§ **TASKS FOR THIS EXERCISE**
(a) Reproduce the passage from the Namibia minerals article below, from "The deals, signed" up to and including "lithium and uranium.".
(b) Using the Namibia minerals article below, answer these questions:
(i) How many tonnes of coal a year does China's contract cover?
(ii) About how many exclusive prospecting licences do Chinese mining interests hold or have applied for?
(iii) In what year did Namibia rebuff China's offer of loans for mineral concessions?

China eyes Namibia's minerals

After two decades of ever-closer relations with Namibia, China has finally thrown its hat into the local mining ring, closing a contract to buy 100 000 tonnes of coal a year from the African country and offering to buy up all marble produced by a struggling local stone plant.

It is seemingly no obstacle that the coal is still buried deep under the Kalahari Desert’s sands and that the local marble was deemed inadequate for use in Namibia’s new, Chinese-funded State House.

The deals, signed after a visit by Jiang Qinglin, chairperson of the Chinese Communist Party’s People’s Consultative Conference, appear to have overtly political aims.

A perusal of applications with Namibia’s ministry of mines and energy showed that Chinese mining interests hold or have applied for about 70 exclusive prospecting licences, mostly for iron, manganese and copper, but also for lithium and uranium.

These have been sought under various names, but an investigation into their directors and shareholders shows that they emanate from one or two Chinese state enterprises, believed to be securing supplies for China’s ravenous smelting industry.

This appears to be a change in strategy in the quest to keep raw materials flowing to China’s coastal “special autonomous zones”. After Namibia politely rebuffed China’s 2006 offer of generous loans for mineral concessions, Beijing changed tack and started entering into local joint ventures with politically connected “tenderpreneurs” in the mining sector.

§ **DATA TO EXAMINE**
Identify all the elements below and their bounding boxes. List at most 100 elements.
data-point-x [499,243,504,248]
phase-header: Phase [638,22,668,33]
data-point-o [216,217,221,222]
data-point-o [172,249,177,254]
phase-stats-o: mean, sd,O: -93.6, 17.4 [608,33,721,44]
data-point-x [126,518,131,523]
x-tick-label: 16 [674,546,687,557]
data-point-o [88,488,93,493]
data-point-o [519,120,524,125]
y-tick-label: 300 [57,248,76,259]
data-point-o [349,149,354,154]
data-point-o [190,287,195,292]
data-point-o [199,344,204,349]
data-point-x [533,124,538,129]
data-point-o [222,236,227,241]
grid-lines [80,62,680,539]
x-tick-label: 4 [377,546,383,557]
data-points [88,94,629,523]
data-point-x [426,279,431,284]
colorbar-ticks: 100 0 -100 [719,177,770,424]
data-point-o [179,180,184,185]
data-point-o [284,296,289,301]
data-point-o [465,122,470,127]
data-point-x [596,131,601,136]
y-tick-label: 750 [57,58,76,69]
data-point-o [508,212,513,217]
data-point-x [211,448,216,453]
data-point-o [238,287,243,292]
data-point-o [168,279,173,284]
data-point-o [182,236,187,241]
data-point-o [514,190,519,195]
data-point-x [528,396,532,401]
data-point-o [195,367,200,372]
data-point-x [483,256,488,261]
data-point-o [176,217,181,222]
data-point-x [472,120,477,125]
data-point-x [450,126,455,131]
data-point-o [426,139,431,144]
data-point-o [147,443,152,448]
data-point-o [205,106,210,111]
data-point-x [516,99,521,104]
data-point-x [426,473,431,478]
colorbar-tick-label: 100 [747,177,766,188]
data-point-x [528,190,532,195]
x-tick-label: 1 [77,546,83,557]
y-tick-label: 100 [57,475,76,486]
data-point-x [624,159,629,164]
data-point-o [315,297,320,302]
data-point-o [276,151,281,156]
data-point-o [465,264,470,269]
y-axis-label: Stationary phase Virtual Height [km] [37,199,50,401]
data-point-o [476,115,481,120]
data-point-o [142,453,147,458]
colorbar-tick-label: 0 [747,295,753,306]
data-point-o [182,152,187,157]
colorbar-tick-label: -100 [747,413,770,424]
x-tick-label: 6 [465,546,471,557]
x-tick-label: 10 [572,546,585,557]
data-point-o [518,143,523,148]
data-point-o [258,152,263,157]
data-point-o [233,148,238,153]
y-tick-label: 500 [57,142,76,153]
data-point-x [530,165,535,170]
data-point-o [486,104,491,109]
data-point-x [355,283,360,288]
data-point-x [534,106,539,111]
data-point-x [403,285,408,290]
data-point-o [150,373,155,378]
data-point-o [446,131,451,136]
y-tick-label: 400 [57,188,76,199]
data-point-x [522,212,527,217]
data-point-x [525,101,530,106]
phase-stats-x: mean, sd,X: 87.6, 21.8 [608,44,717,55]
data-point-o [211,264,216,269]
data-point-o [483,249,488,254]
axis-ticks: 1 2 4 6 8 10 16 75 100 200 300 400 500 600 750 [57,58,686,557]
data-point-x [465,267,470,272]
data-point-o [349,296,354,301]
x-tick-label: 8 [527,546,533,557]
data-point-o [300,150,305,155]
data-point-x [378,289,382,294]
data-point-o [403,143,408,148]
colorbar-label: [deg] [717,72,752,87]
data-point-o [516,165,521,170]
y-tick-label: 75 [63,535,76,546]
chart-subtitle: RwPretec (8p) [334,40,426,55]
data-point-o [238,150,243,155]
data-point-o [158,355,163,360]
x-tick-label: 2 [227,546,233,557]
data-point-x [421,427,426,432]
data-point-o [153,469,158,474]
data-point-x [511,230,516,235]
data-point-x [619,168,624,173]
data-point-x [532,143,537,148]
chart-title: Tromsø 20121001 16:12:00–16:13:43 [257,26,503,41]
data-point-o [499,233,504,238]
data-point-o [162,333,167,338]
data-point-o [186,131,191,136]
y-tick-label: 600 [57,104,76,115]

§ **TASK RESULTS**
(a)
The deals, signed after a visit by Jiang Qinglin, chairperson of the Chinese Communist Party’s People’s Consultative Conference, appear to have overtly political aims.

A perusal of applications with Namibia’s ministry of mines and energy showed that Chinese mining interests hold or have applied for about 70 exclusive prospecting licences, mostly for iron, manganese and copper, but also for lithium and uranium.

(b)
(i) 100 000 tonnes
(ii) About 70
(iii) 2006